# WHAT THIS TASK INVOLVES
In the records below, find the line containing "Parse this screenshot: output"; give it again exactly, along with every line that follows, and nothing else.

# PROVIDED DATA
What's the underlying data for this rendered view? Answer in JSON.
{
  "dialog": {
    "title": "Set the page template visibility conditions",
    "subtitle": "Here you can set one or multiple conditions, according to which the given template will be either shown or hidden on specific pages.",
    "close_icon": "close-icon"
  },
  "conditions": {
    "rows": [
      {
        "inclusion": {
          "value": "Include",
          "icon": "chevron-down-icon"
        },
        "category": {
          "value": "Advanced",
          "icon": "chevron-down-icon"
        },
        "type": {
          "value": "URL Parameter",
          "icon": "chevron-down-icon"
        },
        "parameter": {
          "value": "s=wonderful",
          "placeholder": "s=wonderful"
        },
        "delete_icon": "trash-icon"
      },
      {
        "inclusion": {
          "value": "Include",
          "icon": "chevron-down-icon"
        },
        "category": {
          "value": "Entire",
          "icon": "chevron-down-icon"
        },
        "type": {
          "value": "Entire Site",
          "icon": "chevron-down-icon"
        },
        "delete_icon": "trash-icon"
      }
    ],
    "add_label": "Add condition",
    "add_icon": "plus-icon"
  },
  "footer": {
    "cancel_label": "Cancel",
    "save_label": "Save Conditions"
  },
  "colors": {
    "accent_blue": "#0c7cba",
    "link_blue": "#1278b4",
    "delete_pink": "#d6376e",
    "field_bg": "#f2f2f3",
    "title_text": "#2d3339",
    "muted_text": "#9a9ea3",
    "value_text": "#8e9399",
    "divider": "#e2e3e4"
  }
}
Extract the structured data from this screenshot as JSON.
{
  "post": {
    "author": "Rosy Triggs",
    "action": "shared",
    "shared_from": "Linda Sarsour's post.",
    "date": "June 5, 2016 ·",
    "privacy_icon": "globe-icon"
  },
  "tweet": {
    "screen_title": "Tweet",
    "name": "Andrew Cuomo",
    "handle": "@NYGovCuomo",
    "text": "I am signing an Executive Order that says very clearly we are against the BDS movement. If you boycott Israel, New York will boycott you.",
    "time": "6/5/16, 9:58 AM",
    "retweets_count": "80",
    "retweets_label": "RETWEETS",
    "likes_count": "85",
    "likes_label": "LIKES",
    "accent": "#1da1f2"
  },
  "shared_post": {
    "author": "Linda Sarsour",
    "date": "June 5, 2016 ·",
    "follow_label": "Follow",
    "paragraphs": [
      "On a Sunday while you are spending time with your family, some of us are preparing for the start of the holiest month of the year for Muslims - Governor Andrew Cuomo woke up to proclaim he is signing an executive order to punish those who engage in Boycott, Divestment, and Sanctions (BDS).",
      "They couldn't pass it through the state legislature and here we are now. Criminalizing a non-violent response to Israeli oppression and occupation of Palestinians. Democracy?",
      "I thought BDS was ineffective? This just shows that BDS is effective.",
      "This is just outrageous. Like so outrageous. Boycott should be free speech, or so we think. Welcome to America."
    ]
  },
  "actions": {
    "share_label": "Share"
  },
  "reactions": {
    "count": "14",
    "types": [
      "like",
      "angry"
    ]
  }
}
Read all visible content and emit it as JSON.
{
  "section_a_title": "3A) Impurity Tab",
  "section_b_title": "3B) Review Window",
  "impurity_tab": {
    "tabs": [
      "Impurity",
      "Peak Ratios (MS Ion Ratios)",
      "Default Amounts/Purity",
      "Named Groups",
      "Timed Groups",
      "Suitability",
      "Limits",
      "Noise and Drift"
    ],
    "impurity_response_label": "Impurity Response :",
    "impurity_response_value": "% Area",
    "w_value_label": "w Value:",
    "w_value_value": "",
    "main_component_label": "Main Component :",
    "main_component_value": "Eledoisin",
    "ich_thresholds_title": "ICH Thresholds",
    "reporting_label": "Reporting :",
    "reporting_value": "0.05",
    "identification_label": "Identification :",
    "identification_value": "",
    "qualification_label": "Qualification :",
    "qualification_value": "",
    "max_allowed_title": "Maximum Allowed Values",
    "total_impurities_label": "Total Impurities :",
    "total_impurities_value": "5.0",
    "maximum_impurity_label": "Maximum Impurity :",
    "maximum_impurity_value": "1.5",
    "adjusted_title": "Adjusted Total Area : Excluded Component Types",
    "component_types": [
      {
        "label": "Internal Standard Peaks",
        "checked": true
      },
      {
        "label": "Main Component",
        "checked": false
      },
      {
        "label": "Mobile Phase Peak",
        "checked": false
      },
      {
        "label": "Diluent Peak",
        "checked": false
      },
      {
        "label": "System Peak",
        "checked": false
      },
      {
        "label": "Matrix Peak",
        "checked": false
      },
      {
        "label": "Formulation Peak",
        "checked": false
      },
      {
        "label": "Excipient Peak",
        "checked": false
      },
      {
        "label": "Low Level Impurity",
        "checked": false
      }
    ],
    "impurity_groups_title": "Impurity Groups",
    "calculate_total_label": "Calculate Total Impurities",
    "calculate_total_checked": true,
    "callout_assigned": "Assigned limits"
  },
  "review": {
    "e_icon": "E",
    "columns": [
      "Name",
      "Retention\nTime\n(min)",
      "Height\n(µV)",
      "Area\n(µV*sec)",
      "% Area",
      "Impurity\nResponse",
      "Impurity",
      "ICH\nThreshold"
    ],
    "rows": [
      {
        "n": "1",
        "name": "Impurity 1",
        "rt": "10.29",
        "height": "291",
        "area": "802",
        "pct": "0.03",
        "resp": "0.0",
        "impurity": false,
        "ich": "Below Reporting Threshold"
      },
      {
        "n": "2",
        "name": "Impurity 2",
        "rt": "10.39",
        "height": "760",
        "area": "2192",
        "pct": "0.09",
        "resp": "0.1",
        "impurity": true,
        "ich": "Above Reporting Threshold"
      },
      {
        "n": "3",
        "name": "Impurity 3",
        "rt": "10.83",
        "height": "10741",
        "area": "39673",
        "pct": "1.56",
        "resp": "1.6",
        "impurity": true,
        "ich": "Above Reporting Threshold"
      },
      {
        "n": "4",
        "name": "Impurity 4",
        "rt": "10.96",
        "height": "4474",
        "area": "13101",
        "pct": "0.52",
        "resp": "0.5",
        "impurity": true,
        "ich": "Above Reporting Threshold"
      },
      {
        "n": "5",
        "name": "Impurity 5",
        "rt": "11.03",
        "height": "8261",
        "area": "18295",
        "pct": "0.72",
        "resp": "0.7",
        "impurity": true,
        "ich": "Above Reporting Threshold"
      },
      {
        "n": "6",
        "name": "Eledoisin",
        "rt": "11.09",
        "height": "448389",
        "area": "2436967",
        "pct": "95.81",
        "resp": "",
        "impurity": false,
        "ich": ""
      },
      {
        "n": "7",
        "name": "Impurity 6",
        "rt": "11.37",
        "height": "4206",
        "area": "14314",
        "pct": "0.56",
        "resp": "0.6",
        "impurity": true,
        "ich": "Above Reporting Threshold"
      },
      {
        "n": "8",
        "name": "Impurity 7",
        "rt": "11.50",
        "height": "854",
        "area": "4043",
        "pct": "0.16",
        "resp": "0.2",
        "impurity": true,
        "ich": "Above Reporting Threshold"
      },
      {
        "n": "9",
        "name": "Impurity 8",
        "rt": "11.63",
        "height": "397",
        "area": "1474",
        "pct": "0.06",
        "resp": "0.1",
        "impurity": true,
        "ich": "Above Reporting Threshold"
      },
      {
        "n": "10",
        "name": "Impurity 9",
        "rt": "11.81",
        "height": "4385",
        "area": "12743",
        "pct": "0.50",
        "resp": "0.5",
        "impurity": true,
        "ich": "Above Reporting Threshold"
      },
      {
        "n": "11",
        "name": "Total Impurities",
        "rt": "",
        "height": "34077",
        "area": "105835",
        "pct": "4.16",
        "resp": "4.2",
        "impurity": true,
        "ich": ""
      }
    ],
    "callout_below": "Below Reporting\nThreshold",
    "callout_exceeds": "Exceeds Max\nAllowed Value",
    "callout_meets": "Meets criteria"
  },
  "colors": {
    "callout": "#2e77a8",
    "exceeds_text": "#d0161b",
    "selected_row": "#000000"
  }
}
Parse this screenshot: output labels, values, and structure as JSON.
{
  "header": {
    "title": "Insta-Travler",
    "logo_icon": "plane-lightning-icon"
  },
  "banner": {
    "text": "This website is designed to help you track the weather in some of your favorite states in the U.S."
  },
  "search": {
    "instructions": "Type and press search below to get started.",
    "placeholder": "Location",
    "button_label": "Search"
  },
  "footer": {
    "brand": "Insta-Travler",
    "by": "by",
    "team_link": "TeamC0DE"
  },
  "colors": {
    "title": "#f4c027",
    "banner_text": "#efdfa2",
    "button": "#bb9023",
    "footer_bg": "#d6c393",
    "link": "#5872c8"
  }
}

# RESULT BELOW
Parse this screenshot: output labels, values, and structure as JSON.
{
  "header": {
    "title": "Insta-Travler",
    "logo_icon": "plane-lightning-icon"
  },
  "banner": {
    "text": "This website is designed to help you track the weather in some of your favorite states in the U.S."
  },
  "search": {
    "instructions": "Type and press search below to get started.",
    "placeholder": "Location",
    "button_label": "Search"
  },
  "footer": {
    "brand": "Insta-Travler",
    "by": "by",
    "team_link": "TeamC0DE"
  },
  "colors": {
    "title": "#f4c027",
    "banner_text": "#efdfa2",
    "button": "#bb9023",
    "footer_bg": "#d6c393",
    "link": "#5872c8"
  }
}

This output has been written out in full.